WHAT TO DO: Reproduce every record below exactly as written, leaving out any pictures.

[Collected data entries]
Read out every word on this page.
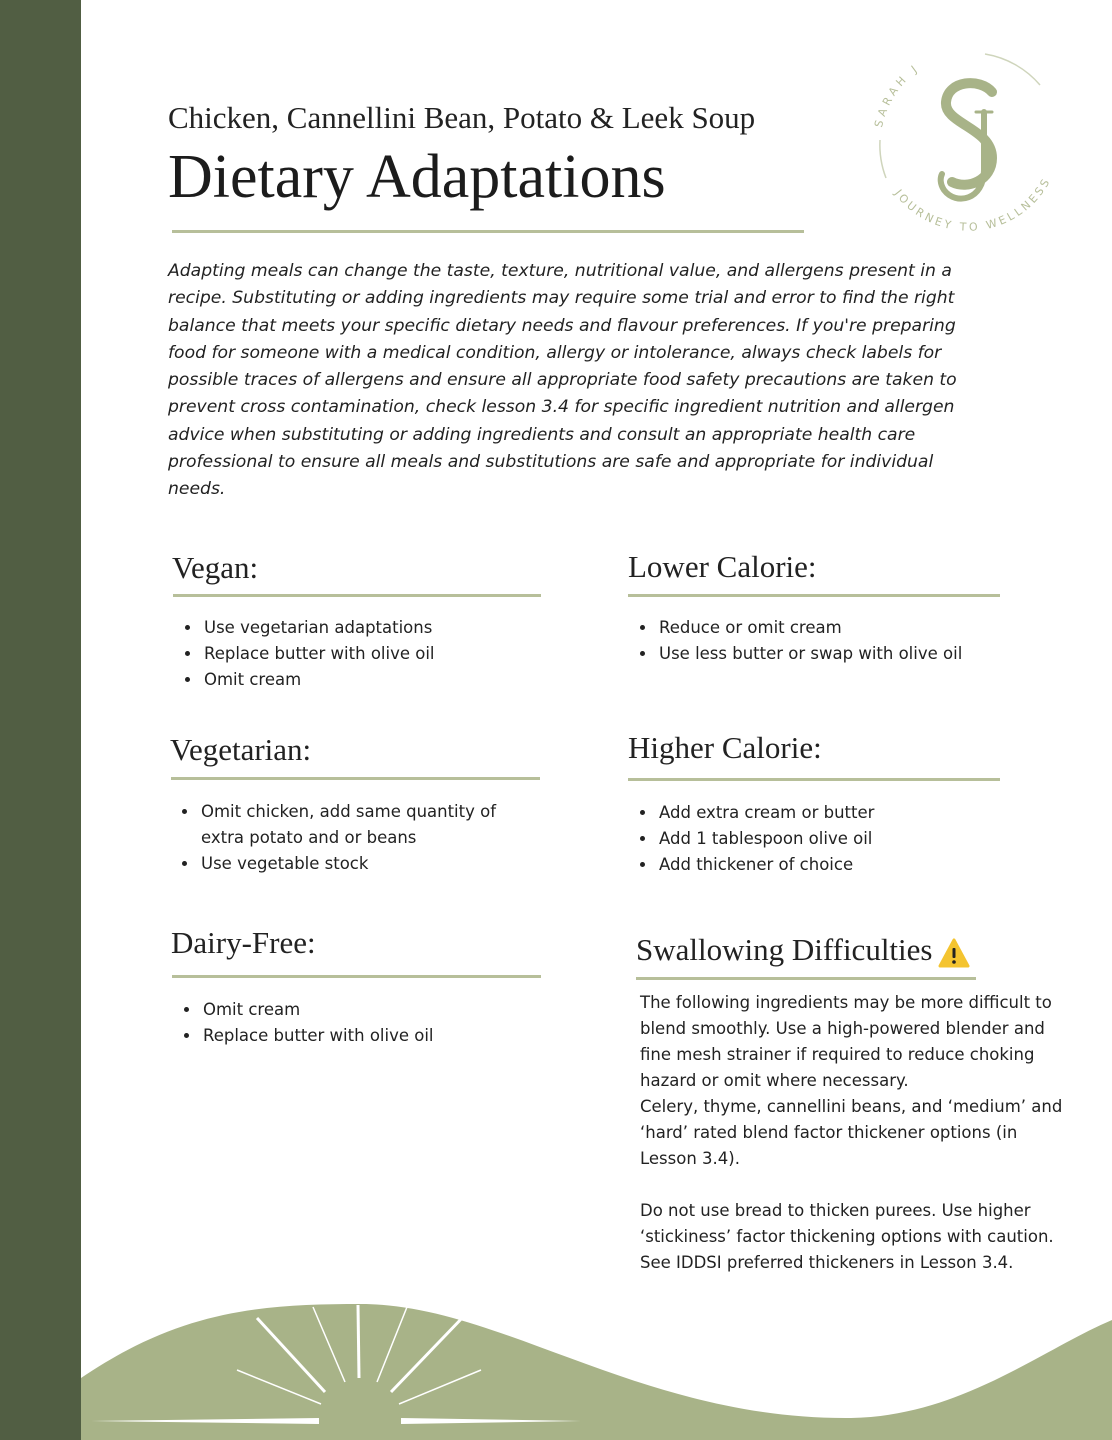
Chicken, Cannellini Bean, Potato & Leek Soup
Dietary Adaptations
SARAH J
JOURNEY TO WELLNESS
Adapting meals can change the taste, texture, nutritional value, and allergens present in a recipe. Substituting or adding ingredients may require some trial and error to find the right balance that meets your specific dietary needs and flavour preferences. If you're preparing food for someone with a medical condition, allergy or intolerance, always check labels for possible traces of allergens and ensure all appropriate food safety precautions are taken to prevent cross contamination, check lesson 3.4 for specific ingredient nutrition and allergen advice when substituting or adding ingredients and consult an appropriate health care professional to ensure all meals and substitutions are safe and appropriate for individual needs.
Vegan:
• Use vegetarian adaptations
• Replace butter with olive oil
• Omit cream
Vegetarian:
• Omit chicken, add same quantity of extra potato and or beans
• Use vegetable stock
Dairy-Free:
• Omit cream
• Replace butter with olive oil
Lower Calorie:
• Reduce or omit cream
• Use less butter or swap with olive oil
Higher Calorie:
• Add extra cream or butter
• Add 1 tablespoon olive oil
• Add thickener of choice
Swallowing Difficulties

The following ingredients may be more difficult to blend smoothly. Use a high-powered blender and fine mesh strainer if required to reduce choking hazard or omit where necessary.

Celery, thyme, cannellini beans, and ‘medium’ and ‘hard’ rated blend factor thickener options (in Lesson 3.4).

Do not use bread to thicken purees. Use higher ‘stickiness’ factor thickening options with caution. See IDDSI preferred thickeners in Lesson 3.4.
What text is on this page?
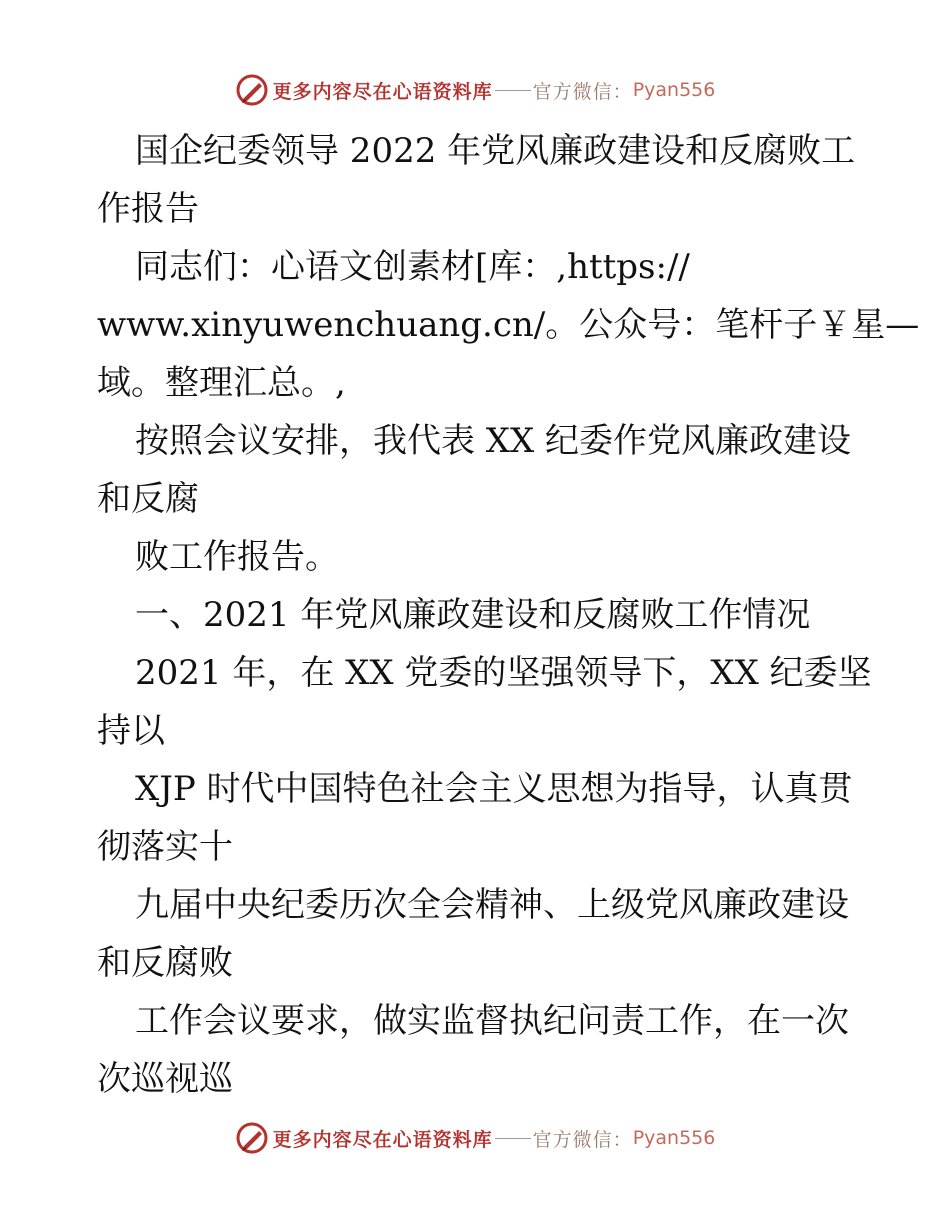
更多内容尽在心语资料库 官方微信： Pyan556
国企纪委领导 2022 年党风廉政建设和反腐败工
作报告
同志们：心语文创素材[库：,https://
www.xinyuwenchuang.cn/。公众号：笔杆子￥星—
域。整理汇总。,
按照会议安排，我代表 XX 纪委作党风廉政建设
和反腐
败工作报告。
一、2021 年党风廉政建设和反腐败工作情况
2021 年，在 XX 党委的坚强领导下，XX 纪委坚
持以
XJP 时代中国特色社会主义思想为指导，认真贯
彻落实十
九届中央纪委历次全会精神、上级党风廉政建设
和反腐败
工作会议要求，做实监督执纪问责工作，在一次
次巡视巡
更多内容尽在心语资料库 官方微信： Pyan556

EXERCISE ANSWER:
Read out every word on this page.
Chicken, Cannellini Bean, Potato & Leek Soup
Dietary Adaptations
SARAH J
JOURNEY TO WELLNESS
Adapting meals can change the taste, texture, nutritional value, and allergens present in a recipe. Substituting or adding ingredients may require some trial and error to find the right balance that meets your specific dietary needs and flavour preferences. If you're preparing food for someone with a medical condition, allergy or intolerance, always check labels for possible traces of allergens and ensure all appropriate food safety precautions are taken to prevent cross contamination, check lesson 3.4 for specific ingredient nutrition and allergen advice when substituting or adding ingredients and consult an appropriate health care professional to ensure all meals and substitutions are safe and appropriate for individual needs.
Vegan:
• Use vegetarian adaptations
• Replace butter with olive oil
• Omit cream
Vegetarian:
• Omit chicken, add same quantity of extra potato and or beans
• Use vegetable stock
Dairy-Free:
• Omit cream
• Replace butter with olive oil
Lower Calorie:
• Reduce or omit cream
• Use less butter or swap with olive oil
Higher Calorie:
• Add extra cream or butter
• Add 1 tablespoon olive oil
• Add thickener of choice
Swallowing Difficulties

The following ingredients may be more difficult to blend smoothly. Use a high-powered blender and fine mesh strainer if required to reduce choking hazard or omit where necessary.

Celery, thyme, cannellini beans, and ‘medium’ and ‘hard’ rated blend factor thickener options (in Lesson 3.4).

Do not use bread to thicken purees. Use higher ‘stickiness’ factor thickening options with caution. See IDDSI preferred thickeners in Lesson 3.4.
What text is on this page?
更多内容尽在心语资料库 官方微信： Pyan556
国企纪委领导 2022 年党风廉政建设和反腐败工
作报告
同志们：心语文创素材[库：,https://
www.xinyuwenchuang.cn/。公众号：笔杆子￥星—
域。整理汇总。,
按照会议安排，我代表 XX 纪委作党风廉政建设
和反腐
败工作报告。
一、2021 年党风廉政建设和反腐败工作情况
2021 年，在 XX 党委的坚强领导下，XX 纪委坚
持以
XJP 时代中国特色社会主义思想为指导，认真贯
彻落实十
九届中央纪委历次全会精神、上级党风廉政建设
和反腐败
工作会议要求，做实监督执纪问责工作，在一次
次巡视巡
更多内容尽在心语资料库 官方微信： Pyan556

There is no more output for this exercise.